------ EXTRACT TO READ

Steece-Collier Lab


Lab Personnel


Gene Therapy in PD

One often debilitating side-effect of standard pharmacotherapy for Parkinson’s disease (PD), levodopa administration, are unwanted involuntary movements known as levodopa-induced dyskinesia (LID). There is currently one FDA approved drug that partially reduces LID in a subpopulation of patients for a limited amount of time, yet up to 90% of individuals with PD develop this side-effect. The L-type calcium channel CaV1.3 found in a brain region called the striatum is a target of interest for LID prevention. In PD, a loss of nigral dopamine (DA) neurons that project to the striatum results in dysregulation and overactivity of striatal CaV1.3 channels leading to synaptic pathology that appears to be involved in LID. While initial studies in animal models of PD using pharmacological CaV1.3 channel antagonists showed a dose-dependent reduction of LID, the effects were partial and transient which we hypothesized was related to the fact that currently available CaV1.3 antagonist drugs incompletely inhibit these channels. To provide unequivocal target validation, free of pharmacological limitations, we developed a rAAV-CaV1.3-shRNA to provide continuous, high potency, target-selective, mRNA-level silencing of striatal CaV1.3 channels.

We have shown that gene level silencing of striatal CaV1.3 channels in young adult male parkinsonian rats, prior to the introduction of levodopa provides complete and sustained protection against the induction of LID even with high doses of daily levodopa. We also observed that rAAV-mediated CaV1.3 silencing in young adult male parkinsonian rats with already established LID could substantially reverse these behaviors. Because PD is a disease generally occurring in aged individuals (~60 years old), we are currently extending these translational studies to determine whether this marked anti-dyskinetic effect is maintained in aged parkinsonian male and female rats. Initial indications are that sex does impact the viability of this therapy, which is a topic of continuing investigation in the lab.

If the current gene therapy findings can be translated into a clinical application with a similar magnitude, this would provide a much-needed breakthrough in treatment of individuals with PD and would allow the most powerful antiparkinsonian therapy ever identified (i.e.: levodopa) to work unabated through the duration of the disease.  

Precision Medicine

While there are a number of therapeutic options for individuals with Parkinson’s disease (PD) these therapies do not work uniformly well in all patients. Indeed, a recent retrospective analysis of the ‘ELLDOPA’ study reported that early-stage PD subjects receiving equivalent doses of the antiparkinsonian medication levodopa experienced a magnitude of response ranging from a 100% improvement to a 242% worsening in their parkinsonian motor disability. This example underscores the incredible heterogeneity in clinical response to standard-of-care anti-parkinsonian therapy, even when disease severity is taken into account. Similar findings have been reported over the past several decades for the experimental ‘regenerative medicine’ approach of nerve cell transplantation aimed at replacing cells that die in PD. While some PD patients have shown marked and lasting benefit following engraftment of new dopamine (DA) neurons, many have also shown no or limited benefit; and a significant subpopulation has developed devastating transplant-related side-effects. As clinical transplantation trials are currently reemerging worldwide it remains uncertain what specific risk factors negatively impact clinical responsiveness to this approach, which offers hope for a much needed additional therapeutic option for the approximately 4 million individuals suffering with PD. One approach to deconstructing the complex range of responses to therapy is identification of common genetic variants that may influence therapeutic efficacy.

------------
------ GIVEN INFORMATION

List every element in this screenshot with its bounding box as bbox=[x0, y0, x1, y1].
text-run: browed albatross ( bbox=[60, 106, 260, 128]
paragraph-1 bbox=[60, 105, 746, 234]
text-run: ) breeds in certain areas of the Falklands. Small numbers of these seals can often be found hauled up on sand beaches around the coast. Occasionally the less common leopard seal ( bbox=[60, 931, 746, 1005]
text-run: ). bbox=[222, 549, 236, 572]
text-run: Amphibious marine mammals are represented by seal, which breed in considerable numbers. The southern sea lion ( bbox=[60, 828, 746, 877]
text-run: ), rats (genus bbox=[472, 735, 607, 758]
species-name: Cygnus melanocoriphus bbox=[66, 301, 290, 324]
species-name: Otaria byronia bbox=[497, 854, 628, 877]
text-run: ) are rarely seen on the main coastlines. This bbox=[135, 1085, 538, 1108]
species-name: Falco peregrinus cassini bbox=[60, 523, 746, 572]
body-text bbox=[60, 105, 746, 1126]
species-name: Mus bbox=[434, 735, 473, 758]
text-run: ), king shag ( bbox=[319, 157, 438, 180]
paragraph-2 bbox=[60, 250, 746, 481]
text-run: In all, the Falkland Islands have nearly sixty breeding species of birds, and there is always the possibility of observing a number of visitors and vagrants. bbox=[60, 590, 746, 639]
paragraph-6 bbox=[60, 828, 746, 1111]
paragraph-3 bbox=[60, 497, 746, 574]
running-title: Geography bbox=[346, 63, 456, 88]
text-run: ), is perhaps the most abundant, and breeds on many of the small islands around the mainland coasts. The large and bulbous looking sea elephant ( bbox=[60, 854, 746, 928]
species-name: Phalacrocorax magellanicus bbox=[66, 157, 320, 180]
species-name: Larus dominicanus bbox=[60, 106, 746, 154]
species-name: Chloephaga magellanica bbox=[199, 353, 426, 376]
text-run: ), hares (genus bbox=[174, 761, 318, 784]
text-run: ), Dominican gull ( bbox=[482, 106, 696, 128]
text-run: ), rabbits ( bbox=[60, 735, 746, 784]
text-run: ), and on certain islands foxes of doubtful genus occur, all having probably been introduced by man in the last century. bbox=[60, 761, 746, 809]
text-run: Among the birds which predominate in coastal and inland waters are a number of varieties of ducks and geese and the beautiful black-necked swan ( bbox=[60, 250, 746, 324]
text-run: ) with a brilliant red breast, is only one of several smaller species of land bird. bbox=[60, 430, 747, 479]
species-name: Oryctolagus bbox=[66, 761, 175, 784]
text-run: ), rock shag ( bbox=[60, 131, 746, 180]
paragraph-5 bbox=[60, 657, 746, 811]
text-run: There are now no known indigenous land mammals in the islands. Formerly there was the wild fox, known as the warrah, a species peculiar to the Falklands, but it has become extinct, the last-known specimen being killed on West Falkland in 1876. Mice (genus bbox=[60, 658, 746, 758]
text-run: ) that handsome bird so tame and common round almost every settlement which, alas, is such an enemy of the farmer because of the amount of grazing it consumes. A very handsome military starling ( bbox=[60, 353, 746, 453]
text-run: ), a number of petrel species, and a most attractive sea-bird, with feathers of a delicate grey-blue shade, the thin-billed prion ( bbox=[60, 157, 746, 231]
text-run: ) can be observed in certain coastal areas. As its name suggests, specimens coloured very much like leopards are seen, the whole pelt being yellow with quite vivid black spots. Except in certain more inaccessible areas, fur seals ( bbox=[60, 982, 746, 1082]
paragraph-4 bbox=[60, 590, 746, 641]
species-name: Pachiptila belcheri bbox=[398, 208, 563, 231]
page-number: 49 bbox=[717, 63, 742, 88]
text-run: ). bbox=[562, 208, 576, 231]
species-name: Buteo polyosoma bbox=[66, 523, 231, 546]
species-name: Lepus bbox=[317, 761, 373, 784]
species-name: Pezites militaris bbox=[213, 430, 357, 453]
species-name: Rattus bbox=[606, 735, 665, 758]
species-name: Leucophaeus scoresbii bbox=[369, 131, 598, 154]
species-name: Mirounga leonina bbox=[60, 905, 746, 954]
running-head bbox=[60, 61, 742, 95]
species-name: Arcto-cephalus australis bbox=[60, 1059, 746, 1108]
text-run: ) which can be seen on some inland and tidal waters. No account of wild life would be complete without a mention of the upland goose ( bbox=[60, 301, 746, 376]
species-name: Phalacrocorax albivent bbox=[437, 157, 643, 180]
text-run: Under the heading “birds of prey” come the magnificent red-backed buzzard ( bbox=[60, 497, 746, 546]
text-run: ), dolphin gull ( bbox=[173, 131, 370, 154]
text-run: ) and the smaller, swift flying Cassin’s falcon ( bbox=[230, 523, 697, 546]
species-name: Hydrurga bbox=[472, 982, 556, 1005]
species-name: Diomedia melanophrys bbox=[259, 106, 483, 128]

------------

| EXERCISE 1 |
On the Parkinson's lab page, what qualities of striatal CaV1.3 silencing was the rAAV-CaV1.3-shRNA built to provide? List all of them.
| EXERCISE 2 |
According to the Parkinson's lab page, what share of people with PD develop levodopa-induced dyskinesia?
| EXERCISE 3 |
Repeat everything on the Parkinson's lab page from "We have shown" down to "in the lab.".

| TASK SOLUTION 1 |
continuous
high potency
target-selective
mRNA-level

| TASK SOLUTION 2 |
Up to 90%.

| TASK SOLUTION 3 |
We have shown that gene level silencing of striatal CaV1.3 channels in young adult male parkinsonian rats, prior to the introduction of levodopa provides complete and sustained protection against the induction of LID even with high doses of daily levodopa. We also observed that rAAV-mediated CaV1.3 silencing in young adult male parkinsonian rats with already established LID could substantially reverse these behaviors. Because PD is a disease generally occurring in aged individuals (~60 years old), we are currently extending these translational studies to determine whether this marked anti-dyskinetic effect is maintained in aged parkinsonian male and female rats. Initial indications are that sex does impact the viability of this therapy, which is a topic of continuing investigation in the lab.